(Records excerpted from a collection)
▬▬▬▬▬▬▬▬▬▬

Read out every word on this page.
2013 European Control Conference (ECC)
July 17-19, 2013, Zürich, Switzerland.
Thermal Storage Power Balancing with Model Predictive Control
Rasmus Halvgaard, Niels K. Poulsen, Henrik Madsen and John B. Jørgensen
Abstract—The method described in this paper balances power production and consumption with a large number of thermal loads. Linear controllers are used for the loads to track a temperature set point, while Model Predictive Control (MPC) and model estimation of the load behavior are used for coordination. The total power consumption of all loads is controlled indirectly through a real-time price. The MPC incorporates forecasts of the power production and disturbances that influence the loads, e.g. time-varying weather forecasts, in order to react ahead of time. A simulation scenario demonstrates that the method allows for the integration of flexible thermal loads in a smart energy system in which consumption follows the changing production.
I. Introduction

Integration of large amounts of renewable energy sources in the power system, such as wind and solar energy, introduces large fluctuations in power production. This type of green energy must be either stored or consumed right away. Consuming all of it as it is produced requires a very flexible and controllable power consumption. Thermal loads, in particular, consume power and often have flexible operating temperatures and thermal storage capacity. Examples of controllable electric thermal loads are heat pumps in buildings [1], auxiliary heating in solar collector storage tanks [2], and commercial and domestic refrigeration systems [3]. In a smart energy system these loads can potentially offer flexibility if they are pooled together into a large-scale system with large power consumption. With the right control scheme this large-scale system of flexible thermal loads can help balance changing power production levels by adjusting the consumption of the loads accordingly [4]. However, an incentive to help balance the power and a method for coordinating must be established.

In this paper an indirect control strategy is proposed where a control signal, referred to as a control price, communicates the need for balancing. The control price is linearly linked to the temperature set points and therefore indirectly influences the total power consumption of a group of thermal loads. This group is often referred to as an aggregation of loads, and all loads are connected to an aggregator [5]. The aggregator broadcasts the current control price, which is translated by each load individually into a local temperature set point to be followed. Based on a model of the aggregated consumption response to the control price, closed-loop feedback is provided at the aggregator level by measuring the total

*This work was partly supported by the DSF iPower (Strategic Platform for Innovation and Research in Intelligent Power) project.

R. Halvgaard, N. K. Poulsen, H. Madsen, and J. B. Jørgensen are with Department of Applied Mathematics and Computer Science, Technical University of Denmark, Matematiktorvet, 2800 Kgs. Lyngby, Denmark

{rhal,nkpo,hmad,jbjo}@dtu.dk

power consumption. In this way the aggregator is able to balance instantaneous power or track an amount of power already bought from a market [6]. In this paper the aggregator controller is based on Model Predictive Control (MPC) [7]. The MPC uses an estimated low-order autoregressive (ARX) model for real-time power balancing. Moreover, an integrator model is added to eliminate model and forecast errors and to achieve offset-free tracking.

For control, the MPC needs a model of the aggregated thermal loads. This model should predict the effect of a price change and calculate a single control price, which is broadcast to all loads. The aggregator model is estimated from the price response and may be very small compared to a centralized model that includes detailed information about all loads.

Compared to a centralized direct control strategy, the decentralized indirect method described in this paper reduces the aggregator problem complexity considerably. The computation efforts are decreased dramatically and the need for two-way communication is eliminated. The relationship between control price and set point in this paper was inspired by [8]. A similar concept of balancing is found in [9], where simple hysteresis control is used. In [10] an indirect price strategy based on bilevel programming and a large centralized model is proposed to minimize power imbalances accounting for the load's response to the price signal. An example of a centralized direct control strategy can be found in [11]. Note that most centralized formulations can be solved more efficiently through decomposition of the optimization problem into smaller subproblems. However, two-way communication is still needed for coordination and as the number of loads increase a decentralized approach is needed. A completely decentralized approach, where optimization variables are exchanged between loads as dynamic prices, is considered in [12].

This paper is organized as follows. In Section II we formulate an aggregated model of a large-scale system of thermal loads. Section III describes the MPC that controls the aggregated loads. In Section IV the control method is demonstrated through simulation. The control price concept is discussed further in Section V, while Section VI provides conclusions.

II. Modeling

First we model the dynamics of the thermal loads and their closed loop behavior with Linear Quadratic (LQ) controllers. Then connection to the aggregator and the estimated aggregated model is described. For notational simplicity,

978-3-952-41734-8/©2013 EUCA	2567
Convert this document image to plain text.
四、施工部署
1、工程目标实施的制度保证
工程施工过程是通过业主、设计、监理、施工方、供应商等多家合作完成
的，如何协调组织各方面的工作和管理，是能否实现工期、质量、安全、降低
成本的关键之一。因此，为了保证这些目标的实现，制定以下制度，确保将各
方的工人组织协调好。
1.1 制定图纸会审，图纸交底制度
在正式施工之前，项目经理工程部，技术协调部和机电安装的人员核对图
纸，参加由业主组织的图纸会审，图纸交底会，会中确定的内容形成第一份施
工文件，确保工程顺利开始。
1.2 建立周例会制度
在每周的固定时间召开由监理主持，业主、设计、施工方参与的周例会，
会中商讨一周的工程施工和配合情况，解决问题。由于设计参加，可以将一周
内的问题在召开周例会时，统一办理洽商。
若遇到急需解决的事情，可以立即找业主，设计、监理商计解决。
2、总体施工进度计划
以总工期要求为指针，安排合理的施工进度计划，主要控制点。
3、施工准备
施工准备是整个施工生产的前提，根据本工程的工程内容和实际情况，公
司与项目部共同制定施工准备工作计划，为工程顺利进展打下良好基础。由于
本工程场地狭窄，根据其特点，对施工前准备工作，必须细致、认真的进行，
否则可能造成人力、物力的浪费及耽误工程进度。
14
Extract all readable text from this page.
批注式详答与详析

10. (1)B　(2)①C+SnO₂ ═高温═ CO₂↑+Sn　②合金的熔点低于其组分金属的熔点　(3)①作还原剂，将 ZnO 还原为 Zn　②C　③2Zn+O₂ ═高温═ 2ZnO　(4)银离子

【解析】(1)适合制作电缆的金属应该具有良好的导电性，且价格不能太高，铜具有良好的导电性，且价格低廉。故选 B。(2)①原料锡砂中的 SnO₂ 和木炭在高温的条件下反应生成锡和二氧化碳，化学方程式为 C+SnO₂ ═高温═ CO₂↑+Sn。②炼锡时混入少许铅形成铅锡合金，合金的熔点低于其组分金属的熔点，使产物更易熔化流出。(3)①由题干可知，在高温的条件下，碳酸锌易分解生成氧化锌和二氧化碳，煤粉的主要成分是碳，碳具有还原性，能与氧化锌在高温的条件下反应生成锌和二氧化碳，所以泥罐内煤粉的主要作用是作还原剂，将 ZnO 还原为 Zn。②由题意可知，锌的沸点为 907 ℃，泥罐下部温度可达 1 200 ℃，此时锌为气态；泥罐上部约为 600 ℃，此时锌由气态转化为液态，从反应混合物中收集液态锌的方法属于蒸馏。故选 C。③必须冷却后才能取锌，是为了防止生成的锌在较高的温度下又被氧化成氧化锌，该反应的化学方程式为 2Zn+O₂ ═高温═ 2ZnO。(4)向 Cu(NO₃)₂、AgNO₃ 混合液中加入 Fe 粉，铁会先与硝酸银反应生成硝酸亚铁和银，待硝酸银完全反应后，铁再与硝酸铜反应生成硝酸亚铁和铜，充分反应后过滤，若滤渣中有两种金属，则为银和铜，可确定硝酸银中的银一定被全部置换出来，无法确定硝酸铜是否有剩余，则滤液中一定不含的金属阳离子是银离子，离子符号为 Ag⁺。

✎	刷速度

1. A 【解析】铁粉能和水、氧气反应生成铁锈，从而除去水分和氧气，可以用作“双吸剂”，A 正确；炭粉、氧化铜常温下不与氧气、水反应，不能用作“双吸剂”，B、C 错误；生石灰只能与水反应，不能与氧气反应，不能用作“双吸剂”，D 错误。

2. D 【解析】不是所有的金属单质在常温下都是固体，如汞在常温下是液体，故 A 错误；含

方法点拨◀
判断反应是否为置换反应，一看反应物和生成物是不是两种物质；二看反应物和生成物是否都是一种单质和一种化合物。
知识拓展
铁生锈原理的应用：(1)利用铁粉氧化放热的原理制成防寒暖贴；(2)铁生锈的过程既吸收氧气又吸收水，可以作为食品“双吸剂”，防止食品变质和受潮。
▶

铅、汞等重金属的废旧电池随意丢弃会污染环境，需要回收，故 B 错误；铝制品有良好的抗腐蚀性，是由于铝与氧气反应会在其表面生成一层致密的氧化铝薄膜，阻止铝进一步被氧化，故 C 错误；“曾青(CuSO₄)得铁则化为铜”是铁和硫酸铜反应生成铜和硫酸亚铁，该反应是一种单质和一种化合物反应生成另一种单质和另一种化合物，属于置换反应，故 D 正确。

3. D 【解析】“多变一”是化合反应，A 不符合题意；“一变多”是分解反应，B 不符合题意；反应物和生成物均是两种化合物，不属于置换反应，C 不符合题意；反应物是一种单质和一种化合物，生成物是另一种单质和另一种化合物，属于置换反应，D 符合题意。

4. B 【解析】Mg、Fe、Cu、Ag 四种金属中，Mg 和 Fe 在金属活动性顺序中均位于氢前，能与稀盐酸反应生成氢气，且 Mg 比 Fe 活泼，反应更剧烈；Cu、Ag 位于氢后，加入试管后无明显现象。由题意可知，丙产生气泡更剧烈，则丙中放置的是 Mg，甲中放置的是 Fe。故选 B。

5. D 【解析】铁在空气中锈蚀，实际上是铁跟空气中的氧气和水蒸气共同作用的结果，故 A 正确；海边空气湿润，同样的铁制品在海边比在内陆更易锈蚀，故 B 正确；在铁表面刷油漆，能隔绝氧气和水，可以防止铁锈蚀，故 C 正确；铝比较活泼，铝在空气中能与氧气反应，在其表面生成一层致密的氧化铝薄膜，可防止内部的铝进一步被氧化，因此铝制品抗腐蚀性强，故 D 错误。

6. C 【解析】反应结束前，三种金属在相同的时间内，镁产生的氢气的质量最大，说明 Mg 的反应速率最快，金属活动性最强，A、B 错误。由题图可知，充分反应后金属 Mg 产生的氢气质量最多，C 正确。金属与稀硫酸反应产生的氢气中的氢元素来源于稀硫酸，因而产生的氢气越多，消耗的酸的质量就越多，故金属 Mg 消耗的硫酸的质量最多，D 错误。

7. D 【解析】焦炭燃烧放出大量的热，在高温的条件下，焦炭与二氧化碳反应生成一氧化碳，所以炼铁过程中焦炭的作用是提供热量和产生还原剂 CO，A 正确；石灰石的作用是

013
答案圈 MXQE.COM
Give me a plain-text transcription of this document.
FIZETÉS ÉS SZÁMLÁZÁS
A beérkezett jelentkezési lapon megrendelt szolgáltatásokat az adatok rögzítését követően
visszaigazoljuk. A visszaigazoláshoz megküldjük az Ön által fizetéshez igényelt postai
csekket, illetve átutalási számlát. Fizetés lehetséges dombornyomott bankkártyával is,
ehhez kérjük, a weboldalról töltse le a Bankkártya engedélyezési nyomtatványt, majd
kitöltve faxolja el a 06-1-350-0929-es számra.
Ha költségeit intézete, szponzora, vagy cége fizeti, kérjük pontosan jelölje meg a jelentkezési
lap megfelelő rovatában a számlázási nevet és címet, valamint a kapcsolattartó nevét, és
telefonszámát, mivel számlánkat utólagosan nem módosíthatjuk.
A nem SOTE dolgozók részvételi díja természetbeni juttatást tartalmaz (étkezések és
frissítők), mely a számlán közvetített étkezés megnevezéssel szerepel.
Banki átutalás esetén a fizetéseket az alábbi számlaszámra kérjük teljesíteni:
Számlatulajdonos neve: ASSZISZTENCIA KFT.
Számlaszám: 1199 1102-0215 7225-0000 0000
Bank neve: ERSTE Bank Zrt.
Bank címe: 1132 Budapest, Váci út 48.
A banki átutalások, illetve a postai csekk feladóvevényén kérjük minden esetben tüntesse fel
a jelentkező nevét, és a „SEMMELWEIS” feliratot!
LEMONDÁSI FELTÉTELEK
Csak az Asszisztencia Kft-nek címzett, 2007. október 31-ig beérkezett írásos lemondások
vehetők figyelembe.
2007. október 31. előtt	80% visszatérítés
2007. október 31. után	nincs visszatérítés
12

▬▬▬▬▬▬▬▬▬▬

Direction >> Search the listing for the string "illetve". Copy each line where it turns up.

Written answer >>
csekket, illetve átutalási számlát. Fizetés lehetséges dombornyomott bankkártyával is,
A banki átutalások, illetve a postai csekk feladóvevényén kérjük minden esetben tüntesse fel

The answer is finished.